**PROMPT:** Write each record again exactly as it stands.

--- BEGIN ---

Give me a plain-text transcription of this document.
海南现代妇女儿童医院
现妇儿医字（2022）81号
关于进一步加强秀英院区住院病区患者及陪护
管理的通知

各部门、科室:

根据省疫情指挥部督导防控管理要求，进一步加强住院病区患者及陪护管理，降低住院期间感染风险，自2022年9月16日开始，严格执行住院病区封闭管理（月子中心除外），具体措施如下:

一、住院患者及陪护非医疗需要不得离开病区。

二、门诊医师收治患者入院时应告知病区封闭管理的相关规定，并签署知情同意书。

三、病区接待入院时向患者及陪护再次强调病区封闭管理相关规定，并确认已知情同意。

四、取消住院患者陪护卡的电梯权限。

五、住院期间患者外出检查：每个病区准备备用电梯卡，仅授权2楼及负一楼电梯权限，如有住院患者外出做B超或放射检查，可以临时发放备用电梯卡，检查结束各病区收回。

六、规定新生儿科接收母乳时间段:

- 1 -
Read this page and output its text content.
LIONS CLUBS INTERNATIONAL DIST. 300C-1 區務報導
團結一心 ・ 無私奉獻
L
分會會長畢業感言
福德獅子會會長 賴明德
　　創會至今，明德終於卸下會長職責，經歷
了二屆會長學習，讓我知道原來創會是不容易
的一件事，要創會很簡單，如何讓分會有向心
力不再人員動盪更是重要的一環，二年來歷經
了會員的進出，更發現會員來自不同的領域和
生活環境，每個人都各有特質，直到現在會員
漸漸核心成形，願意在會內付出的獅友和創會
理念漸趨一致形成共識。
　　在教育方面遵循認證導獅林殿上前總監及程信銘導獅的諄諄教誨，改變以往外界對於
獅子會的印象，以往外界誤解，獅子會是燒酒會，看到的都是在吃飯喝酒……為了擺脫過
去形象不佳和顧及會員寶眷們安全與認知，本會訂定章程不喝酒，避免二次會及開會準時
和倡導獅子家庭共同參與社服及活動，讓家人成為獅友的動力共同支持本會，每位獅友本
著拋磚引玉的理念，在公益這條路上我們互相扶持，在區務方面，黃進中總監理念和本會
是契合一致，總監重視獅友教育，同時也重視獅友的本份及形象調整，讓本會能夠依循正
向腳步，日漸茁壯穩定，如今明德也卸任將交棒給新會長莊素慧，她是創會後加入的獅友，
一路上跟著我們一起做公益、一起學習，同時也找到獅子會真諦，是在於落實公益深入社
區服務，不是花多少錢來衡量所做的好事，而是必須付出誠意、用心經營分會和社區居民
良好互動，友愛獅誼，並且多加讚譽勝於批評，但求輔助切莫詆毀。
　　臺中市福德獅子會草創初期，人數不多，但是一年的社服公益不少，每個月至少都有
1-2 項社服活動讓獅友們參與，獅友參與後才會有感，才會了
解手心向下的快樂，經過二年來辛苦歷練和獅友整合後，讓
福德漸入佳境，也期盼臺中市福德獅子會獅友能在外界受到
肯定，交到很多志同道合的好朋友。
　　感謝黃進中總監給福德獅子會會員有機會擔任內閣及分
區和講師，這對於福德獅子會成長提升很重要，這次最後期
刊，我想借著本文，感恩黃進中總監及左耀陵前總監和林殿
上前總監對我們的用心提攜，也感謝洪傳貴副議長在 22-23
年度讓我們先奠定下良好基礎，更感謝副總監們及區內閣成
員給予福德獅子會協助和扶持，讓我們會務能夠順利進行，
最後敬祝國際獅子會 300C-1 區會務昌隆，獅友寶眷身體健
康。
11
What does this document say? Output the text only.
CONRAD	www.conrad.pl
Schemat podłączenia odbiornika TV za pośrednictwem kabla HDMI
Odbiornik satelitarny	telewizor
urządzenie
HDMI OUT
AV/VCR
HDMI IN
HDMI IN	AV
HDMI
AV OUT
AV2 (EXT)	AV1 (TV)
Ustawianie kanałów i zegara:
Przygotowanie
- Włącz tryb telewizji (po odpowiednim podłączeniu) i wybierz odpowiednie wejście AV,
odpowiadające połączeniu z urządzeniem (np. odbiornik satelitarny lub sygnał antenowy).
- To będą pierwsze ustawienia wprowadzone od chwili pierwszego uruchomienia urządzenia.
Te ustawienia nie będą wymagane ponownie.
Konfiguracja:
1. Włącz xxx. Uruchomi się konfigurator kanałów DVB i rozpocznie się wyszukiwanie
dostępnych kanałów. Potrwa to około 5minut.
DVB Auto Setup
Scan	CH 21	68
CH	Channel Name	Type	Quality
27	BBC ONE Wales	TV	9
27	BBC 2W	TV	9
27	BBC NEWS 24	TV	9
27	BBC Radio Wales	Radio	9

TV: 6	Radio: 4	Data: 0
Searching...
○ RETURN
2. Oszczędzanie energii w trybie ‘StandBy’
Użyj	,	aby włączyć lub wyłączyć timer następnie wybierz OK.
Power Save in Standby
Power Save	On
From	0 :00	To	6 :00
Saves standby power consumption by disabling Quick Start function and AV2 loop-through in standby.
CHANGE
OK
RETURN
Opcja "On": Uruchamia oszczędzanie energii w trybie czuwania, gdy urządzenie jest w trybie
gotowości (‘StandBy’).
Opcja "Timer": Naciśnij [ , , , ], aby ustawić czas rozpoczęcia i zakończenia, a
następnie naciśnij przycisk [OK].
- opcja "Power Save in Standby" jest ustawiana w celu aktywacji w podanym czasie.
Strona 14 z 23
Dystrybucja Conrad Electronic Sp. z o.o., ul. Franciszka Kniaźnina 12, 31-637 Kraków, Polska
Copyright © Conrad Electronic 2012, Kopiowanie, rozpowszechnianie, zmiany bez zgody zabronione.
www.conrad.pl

--- END ---

**COMPLETE RESPONSE:**
Give me a plain-text transcription of this document.
海南现代妇女儿童医院
现妇儿医字（2022）81号
关于进一步加强秀英院区住院病区患者及陪护
管理的通知

各部门、科室:

根据省疫情指挥部督导防控管理要求，进一步加强住院病区患者及陪护管理，降低住院期间感染风险，自2022年9月16日开始，严格执行住院病区封闭管理（月子中心除外），具体措施如下:

一、住院患者及陪护非医疗需要不得离开病区。

二、门诊医师收治患者入院时应告知病区封闭管理的相关规定，并签署知情同意书。

三、病区接待入院时向患者及陪护再次强调病区封闭管理相关规定，并确认已知情同意。

四、取消住院患者陪护卡的电梯权限。

五、住院期间患者外出检查：每个病区准备备用电梯卡，仅授权2楼及负一楼电梯权限，如有住院患者外出做B超或放射检查，可以临时发放备用电梯卡，检查结束各病区收回。

六、规定新生儿科接收母乳时间段:

- 1 -
Read this page and output its text content.
LIONS CLUBS INTERNATIONAL DIST. 300C-1 區務報導
團結一心 ・ 無私奉獻
L
分會會長畢業感言
福德獅子會會長 賴明德
　　創會至今，明德終於卸下會長職責，經歷
了二屆會長學習，讓我知道原來創會是不容易
的一件事，要創會很簡單，如何讓分會有向心
力不再人員動盪更是重要的一環，二年來歷經
了會員的進出，更發現會員來自不同的領域和
生活環境，每個人都各有特質，直到現在會員
漸漸核心成形，願意在會內付出的獅友和創會
理念漸趨一致形成共識。
　　在教育方面遵循認證導獅林殿上前總監及程信銘導獅的諄諄教誨，改變以往外界對於
獅子會的印象，以往外界誤解，獅子會是燒酒會，看到的都是在吃飯喝酒……為了擺脫過
去形象不佳和顧及會員寶眷們安全與認知，本會訂定章程不喝酒，避免二次會及開會準時
和倡導獅子家庭共同參與社服及活動，讓家人成為獅友的動力共同支持本會，每位獅友本
著拋磚引玉的理念，在公益這條路上我們互相扶持，在區務方面，黃進中總監理念和本會
是契合一致，總監重視獅友教育，同時也重視獅友的本份及形象調整，讓本會能夠依循正
向腳步，日漸茁壯穩定，如今明德也卸任將交棒給新會長莊素慧，她是創會後加入的獅友，
一路上跟著我們一起做公益、一起學習，同時也找到獅子會真諦，是在於落實公益深入社
區服務，不是花多少錢來衡量所做的好事，而是必須付出誠意、用心經營分會和社區居民
良好互動，友愛獅誼，並且多加讚譽勝於批評，但求輔助切莫詆毀。
　　臺中市福德獅子會草創初期，人數不多，但是一年的社服公益不少，每個月至少都有
1-2 項社服活動讓獅友們參與，獅友參與後才會有感，才會了
解手心向下的快樂，經過二年來辛苦歷練和獅友整合後，讓
福德漸入佳境，也期盼臺中市福德獅子會獅友能在外界受到
肯定，交到很多志同道合的好朋友。
　　感謝黃進中總監給福德獅子會會員有機會擔任內閣及分
區和講師，這對於福德獅子會成長提升很重要，這次最後期
刊，我想借著本文，感恩黃進中總監及左耀陵前總監和林殿
上前總監對我們的用心提攜，也感謝洪傳貴副議長在 22-23
年度讓我們先奠定下良好基礎，更感謝副總監們及區內閣成
員給予福德獅子會協助和扶持，讓我們會務能夠順利進行，
最後敬祝國際獅子會 300C-1 區會務昌隆，獅友寶眷身體健
康。
11
What does this document say? Output the text only.
CONRAD	www.conrad.pl
Schemat podłączenia odbiornika TV za pośrednictwem kabla HDMI
Odbiornik satelitarny	telewizor
urządzenie
HDMI OUT
AV/VCR
HDMI IN
HDMI IN	AV
HDMI
AV OUT
AV2 (EXT)	AV1 (TV)
Ustawianie kanałów i zegara:
Przygotowanie
- Włącz tryb telewizji (po odpowiednim podłączeniu) i wybierz odpowiednie wejście AV,
odpowiadające połączeniu z urządzeniem (np. odbiornik satelitarny lub sygnał antenowy).
- To będą pierwsze ustawienia wprowadzone od chwili pierwszego uruchomienia urządzenia.
Te ustawienia nie będą wymagane ponownie.
Konfiguracja:
1. Włącz xxx. Uruchomi się konfigurator kanałów DVB i rozpocznie się wyszukiwanie
dostępnych kanałów. Potrwa to około 5minut.
DVB Auto Setup
Scan	CH 21	68
CH	Channel Name	Type	Quality
27	BBC ONE Wales	TV	9
27	BBC 2W	TV	9
27	BBC NEWS 24	TV	9
27	BBC Radio Wales	Radio	9

TV: 6	Radio: 4	Data: 0
Searching...
○ RETURN
2. Oszczędzanie energii w trybie ‘StandBy’
Użyj	,	aby włączyć lub wyłączyć timer następnie wybierz OK.
Power Save in Standby
Power Save	On
From	0 :00	To	6 :00
Saves standby power consumption by disabling Quick Start function and AV2 loop-through in standby.
CHANGE
OK
RETURN
Opcja "On": Uruchamia oszczędzanie energii w trybie czuwania, gdy urządzenie jest w trybie
gotowości (‘StandBy’).
Opcja "Timer": Naciśnij [ , , , ], aby ustawić czas rozpoczęcia i zakończenia, a
następnie naciśnij przycisk [OK].
- opcja "Power Save in Standby" jest ustawiana w celu aktywacji w podanym czasie.
Strona 14 z 23
Dystrybucja Conrad Electronic Sp. z o.o., ul. Franciszka Kniaźnina 12, 31-637 Kraków, Polska
Copyright © Conrad Electronic 2012, Kopiowanie, rozpowszechnianie, zmiany bez zgody zabronione.
www.conrad.pl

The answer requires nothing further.